→ **WRITTEN PROBLEM**
Print the records below word for word, but leave out the pictures.

→ **LISTING**

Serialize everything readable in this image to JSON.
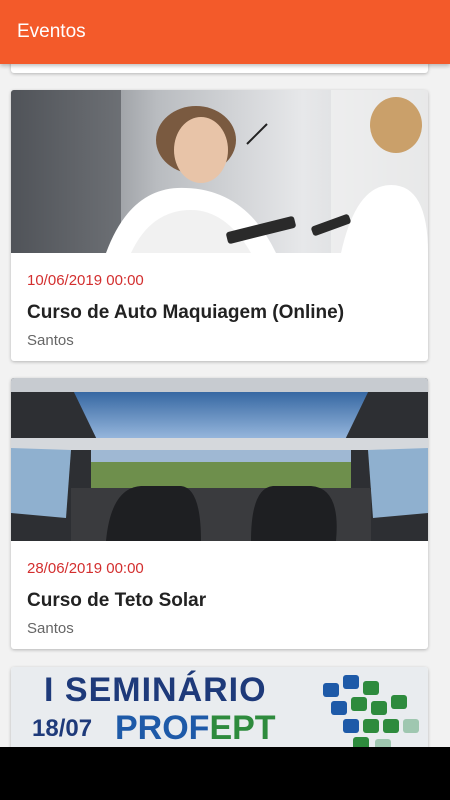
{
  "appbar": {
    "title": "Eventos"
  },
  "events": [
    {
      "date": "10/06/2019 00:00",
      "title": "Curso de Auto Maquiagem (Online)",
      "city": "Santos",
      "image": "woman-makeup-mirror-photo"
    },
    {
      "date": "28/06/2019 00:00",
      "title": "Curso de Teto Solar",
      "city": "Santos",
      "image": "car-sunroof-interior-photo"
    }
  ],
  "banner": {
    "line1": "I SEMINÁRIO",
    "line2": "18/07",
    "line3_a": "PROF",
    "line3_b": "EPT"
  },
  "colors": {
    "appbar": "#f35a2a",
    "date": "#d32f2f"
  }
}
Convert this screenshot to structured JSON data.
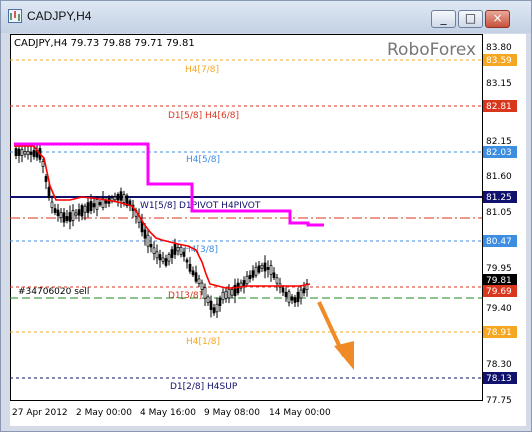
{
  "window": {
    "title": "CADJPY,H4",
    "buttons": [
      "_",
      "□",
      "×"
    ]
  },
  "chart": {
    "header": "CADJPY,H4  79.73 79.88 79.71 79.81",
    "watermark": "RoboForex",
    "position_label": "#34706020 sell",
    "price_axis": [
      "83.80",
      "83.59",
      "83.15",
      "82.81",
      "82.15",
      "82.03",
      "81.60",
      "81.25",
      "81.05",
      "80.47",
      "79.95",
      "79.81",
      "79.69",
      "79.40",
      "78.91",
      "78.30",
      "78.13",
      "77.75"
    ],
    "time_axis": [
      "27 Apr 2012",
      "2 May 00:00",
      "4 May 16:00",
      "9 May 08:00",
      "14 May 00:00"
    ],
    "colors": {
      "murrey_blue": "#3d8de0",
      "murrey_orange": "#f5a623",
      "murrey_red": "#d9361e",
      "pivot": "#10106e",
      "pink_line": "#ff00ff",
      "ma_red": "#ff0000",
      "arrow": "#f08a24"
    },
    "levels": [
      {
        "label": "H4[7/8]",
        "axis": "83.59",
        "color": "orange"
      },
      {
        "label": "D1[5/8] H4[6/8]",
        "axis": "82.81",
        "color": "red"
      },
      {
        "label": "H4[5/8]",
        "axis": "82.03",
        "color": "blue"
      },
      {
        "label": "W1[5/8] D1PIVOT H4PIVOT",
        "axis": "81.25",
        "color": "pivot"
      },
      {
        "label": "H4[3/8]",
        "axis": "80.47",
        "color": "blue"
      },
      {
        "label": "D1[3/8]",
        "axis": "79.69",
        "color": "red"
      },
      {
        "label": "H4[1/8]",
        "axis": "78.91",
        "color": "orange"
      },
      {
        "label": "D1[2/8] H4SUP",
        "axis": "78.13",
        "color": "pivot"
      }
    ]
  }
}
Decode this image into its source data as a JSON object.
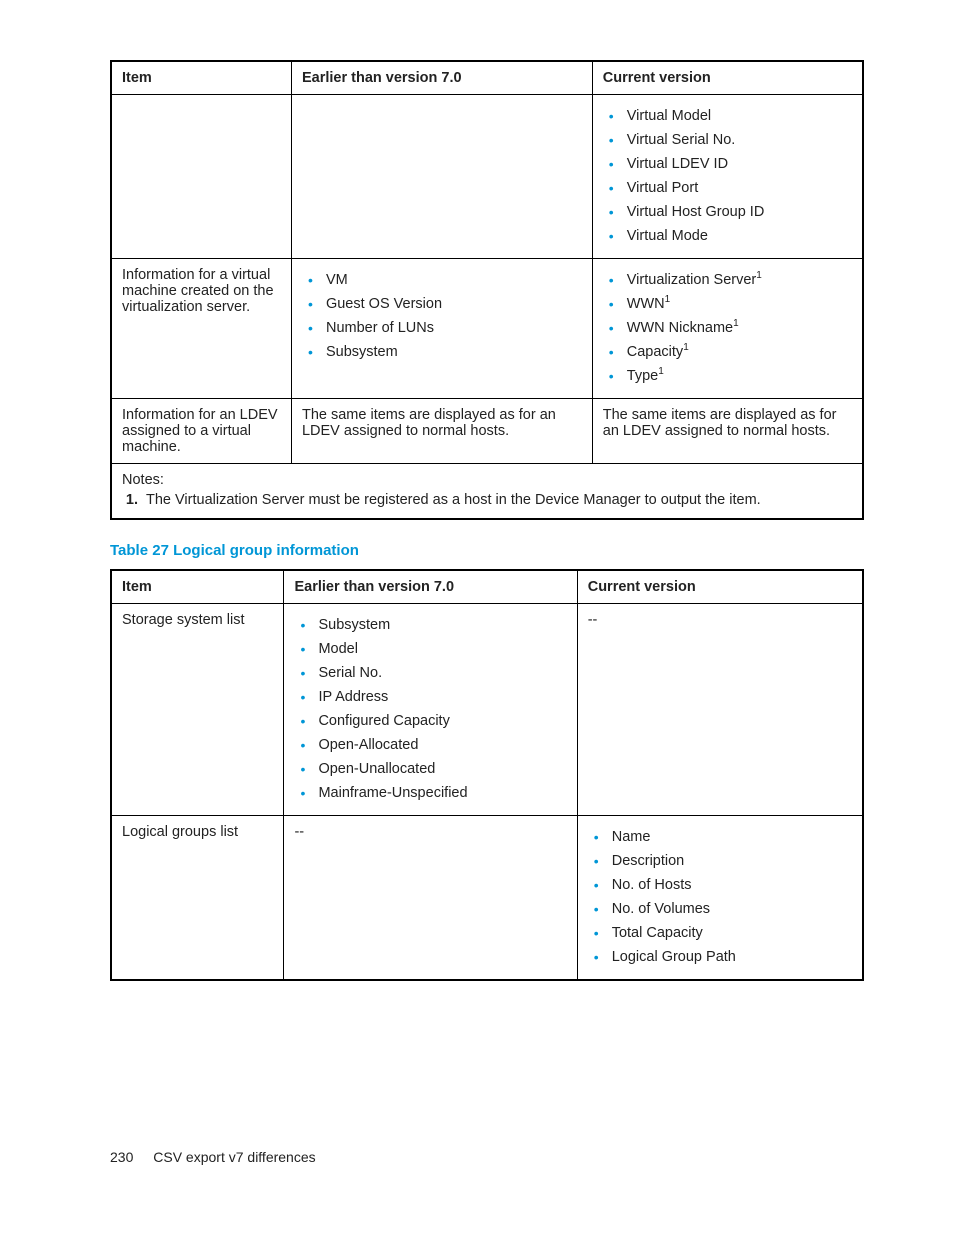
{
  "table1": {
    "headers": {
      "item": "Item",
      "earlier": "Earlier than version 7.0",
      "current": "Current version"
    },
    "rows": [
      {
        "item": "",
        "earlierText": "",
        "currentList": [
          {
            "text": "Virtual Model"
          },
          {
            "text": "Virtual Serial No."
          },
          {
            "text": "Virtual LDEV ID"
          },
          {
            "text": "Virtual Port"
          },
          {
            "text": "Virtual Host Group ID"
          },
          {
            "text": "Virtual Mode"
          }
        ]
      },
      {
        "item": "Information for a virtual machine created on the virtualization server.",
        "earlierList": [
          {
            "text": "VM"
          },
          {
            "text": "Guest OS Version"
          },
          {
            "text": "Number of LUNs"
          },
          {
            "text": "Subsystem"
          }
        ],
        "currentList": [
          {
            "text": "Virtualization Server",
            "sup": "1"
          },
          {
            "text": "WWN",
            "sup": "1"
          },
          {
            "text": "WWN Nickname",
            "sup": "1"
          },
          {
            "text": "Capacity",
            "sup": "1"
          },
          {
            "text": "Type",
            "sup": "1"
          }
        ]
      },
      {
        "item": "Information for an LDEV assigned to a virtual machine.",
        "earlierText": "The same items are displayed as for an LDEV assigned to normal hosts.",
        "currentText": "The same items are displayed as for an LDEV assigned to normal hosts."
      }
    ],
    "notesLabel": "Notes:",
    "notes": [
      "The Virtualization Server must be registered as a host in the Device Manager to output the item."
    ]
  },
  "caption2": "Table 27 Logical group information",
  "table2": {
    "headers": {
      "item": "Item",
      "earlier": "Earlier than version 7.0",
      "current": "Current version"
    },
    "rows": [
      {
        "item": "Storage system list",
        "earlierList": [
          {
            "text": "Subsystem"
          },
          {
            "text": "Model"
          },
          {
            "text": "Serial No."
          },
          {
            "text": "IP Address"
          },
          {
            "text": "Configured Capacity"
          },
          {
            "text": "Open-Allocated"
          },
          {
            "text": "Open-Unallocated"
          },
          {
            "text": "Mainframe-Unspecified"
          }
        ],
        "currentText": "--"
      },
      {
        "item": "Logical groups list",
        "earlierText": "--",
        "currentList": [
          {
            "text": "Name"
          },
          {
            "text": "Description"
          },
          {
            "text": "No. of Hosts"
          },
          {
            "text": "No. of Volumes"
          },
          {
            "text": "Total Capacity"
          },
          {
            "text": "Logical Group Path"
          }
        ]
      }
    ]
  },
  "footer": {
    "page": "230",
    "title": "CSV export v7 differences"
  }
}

→ **EXERCISE RESULT**
Serialize everything readable in this image to JSON.
{
  "appbar": {
    "title": "Eventos"
  },
  "events": [
    {
      "date": "10/06/2019 00:00",
      "title": "Curso de Auto Maquiagem (Online)",
      "city": "Santos",
      "image": "woman-makeup-mirror-photo"
    },
    {
      "date": "28/06/2019 00:00",
      "title": "Curso de Teto Solar",
      "city": "Santos",
      "image": "car-sunroof-interior-photo"
    }
  ],
  "banner": {
    "line1": "I SEMINÁRIO",
    "line2": "18/07",
    "line3_a": "PROF",
    "line3_b": "EPT"
  },
  "colors": {
    "appbar": "#f35a2a",
    "date": "#d32f2f"
  }
}
Convert this screenshot to structured JSON data.
{
  "window": {
    "title": "CADJPY,H4",
    "buttons": [
      "_",
      "□",
      "×"
    ]
  },
  "chart": {
    "header": "CADJPY,H4  79.73 79.88 79.71 79.81",
    "watermark": "RoboForex",
    "position_label": "#34706020 sell",
    "price_axis": [
      "83.80",
      "83.59",
      "83.15",
      "82.81",
      "82.15",
      "82.03",
      "81.60",
      "81.25",
      "81.05",
      "80.47",
      "79.95",
      "79.81",
      "79.69",
      "79.40",
      "78.91",
      "78.30",
      "78.13",
      "77.75"
    ],
    "time_axis": [
      "27 Apr 2012",
      "2 May 00:00",
      "4 May 16:00",
      "9 May 08:00",
      "14 May 00:00"
    ],
    "colors": {
      "murrey_blue": "#3d8de0",
      "murrey_orange": "#f5a623",
      "murrey_red": "#d9361e",
      "pivot": "#10106e",
      "pink_line": "#ff00ff",
      "ma_red": "#ff0000",
      "arrow": "#f08a24"
    },
    "levels": [
      {
        "label": "H4[7/8]",
        "axis": "83.59",
        "color": "orange"
      },
      {
        "label": "D1[5/8] H4[6/8]",
        "axis": "82.81",
        "color": "red"
      },
      {
        "label": "H4[5/8]",
        "axis": "82.03",
        "color": "blue"
      },
      {
        "label": "W1[5/8] D1PIVOT H4PIVOT",
        "axis": "81.25",
        "color": "pivot"
      },
      {
        "label": "H4[3/8]",
        "axis": "80.47",
        "color": "blue"
      },
      {
        "label": "D1[3/8]",
        "axis": "79.69",
        "color": "red"
      },
      {
        "label": "H4[1/8]",
        "axis": "78.91",
        "color": "orange"
      },
      {
        "label": "D1[2/8] H4SUP",
        "axis": "78.13",
        "color": "pivot"
      }
    ]
  }
}
Decode this image into its source data as a JSON object.
{
  "table1": {
    "headers": {
      "item": "Item",
      "earlier": "Earlier than version 7.0",
      "current": "Current version"
    },
    "rows": [
      {
        "item": "",
        "earlierText": "",
        "currentList": [
          {
            "text": "Virtual Model"
          },
          {
            "text": "Virtual Serial No."
          },
          {
            "text": "Virtual LDEV ID"
          },
          {
            "text": "Virtual Port"
          },
          {
            "text": "Virtual Host Group ID"
          },
          {
            "text": "Virtual Mode"
          }
        ]
      },
      {
        "item": "Information for a virtual machine created on the virtualization server.",
        "earlierList": [
          {
            "text": "VM"
          },
          {
            "text": "Guest OS Version"
          },
          {
            "text": "Number of LUNs"
          },
          {
            "text": "Subsystem"
          }
        ],
        "currentList": [
          {
            "text": "Virtualization Server",
            "sup": "1"
          },
          {
            "text": "WWN",
            "sup": "1"
          },
          {
            "text": "WWN Nickname",
            "sup": "1"
          },
          {
            "text": "Capacity",
            "sup": "1"
          },
          {
            "text": "Type",
            "sup": "1"
          }
        ]
      },
      {
        "item": "Information for an LDEV assigned to a virtual machine.",
        "earlierText": "The same items are displayed as for an LDEV assigned to normal hosts.",
        "currentText": "The same items are displayed as for an LDEV assigned to normal hosts."
      }
    ],
    "notesLabel": "Notes:",
    "notes": [
      "The Virtualization Server must be registered as a host in the Device Manager to output the item."
    ]
  },
  "caption2": "Table 27 Logical group information",
  "table2": {
    "headers": {
      "item": "Item",
      "earlier": "Earlier than version 7.0",
      "current": "Current version"
    },
    "rows": [
      {
        "item": "Storage system list",
        "earlierList": [
          {
            "text": "Subsystem"
          },
          {
            "text": "Model"
          },
          {
            "text": "Serial No."
          },
          {
            "text": "IP Address"
          },
          {
            "text": "Configured Capacity"
          },
          {
            "text": "Open-Allocated"
          },
          {
            "text": "Open-Unallocated"
          },
          {
            "text": "Mainframe-Unspecified"
          }
        ],
        "currentText": "--"
      },
      {
        "item": "Logical groups list",
        "earlierText": "--",
        "currentList": [
          {
            "text": "Name"
          },
          {
            "text": "Description"
          },
          {
            "text": "No. of Hosts"
          },
          {
            "text": "No. of Volumes"
          },
          {
            "text": "Total Capacity"
          },
          {
            "text": "Logical Group Path"
          }
        ]
      }
    ]
  },
  "footer": {
    "page": "230",
    "title": "CSV export v7 differences"
  }
}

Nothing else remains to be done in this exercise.